:: MATERIAL TO PROCESS

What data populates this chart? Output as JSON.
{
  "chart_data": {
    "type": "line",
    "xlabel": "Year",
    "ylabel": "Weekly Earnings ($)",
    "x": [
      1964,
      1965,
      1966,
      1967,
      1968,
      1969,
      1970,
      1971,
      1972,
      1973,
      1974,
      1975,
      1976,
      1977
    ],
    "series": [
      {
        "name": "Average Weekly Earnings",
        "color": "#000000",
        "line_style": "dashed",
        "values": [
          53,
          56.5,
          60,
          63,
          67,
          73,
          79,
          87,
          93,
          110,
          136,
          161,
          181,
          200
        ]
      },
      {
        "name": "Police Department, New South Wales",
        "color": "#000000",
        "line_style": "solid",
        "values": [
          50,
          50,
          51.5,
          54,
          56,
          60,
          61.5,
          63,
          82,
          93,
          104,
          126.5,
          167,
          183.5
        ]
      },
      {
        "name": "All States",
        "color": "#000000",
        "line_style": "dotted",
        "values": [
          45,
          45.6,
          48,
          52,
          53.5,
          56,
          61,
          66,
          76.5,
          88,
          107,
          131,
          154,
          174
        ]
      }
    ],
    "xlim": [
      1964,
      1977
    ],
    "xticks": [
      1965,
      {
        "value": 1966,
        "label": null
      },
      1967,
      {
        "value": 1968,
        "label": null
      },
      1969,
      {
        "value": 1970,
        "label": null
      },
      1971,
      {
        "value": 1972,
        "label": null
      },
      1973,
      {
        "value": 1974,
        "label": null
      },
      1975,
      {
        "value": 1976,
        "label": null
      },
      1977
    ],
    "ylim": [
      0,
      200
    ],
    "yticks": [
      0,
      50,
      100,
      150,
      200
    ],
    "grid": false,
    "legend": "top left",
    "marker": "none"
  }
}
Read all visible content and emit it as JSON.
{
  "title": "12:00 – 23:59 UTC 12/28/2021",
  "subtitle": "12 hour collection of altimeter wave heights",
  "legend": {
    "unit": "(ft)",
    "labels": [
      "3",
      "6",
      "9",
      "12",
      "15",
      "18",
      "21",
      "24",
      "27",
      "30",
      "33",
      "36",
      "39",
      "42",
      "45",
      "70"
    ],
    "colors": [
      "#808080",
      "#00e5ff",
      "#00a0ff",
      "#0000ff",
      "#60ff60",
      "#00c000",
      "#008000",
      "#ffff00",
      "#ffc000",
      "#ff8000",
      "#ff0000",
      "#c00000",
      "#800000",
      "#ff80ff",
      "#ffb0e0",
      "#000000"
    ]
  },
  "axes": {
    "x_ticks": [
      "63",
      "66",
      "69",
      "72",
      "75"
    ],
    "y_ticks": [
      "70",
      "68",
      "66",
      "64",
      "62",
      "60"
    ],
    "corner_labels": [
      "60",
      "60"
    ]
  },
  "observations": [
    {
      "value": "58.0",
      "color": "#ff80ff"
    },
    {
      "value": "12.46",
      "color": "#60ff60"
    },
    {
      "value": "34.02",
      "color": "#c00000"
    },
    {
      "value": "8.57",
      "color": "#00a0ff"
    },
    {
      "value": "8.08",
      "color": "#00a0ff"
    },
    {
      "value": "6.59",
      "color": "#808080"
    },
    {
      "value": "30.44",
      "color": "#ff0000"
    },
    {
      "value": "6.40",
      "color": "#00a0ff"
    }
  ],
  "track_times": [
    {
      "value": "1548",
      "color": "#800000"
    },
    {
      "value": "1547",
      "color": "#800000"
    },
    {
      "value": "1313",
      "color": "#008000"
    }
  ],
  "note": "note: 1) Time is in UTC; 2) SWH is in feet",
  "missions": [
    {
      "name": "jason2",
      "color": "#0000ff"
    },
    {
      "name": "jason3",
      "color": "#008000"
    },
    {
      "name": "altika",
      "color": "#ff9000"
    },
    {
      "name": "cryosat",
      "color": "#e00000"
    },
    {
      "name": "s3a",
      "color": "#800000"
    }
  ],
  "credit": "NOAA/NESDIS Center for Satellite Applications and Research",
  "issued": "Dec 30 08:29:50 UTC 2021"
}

::::

WHAT THIS TASK INVOLVES: Copy out every line in the entries above that holds "Earnings".

EXPECTED OUTPUT:
    "ylabel": "Weekly Earnings ($)",
        "name": "Average Weekly Earnings",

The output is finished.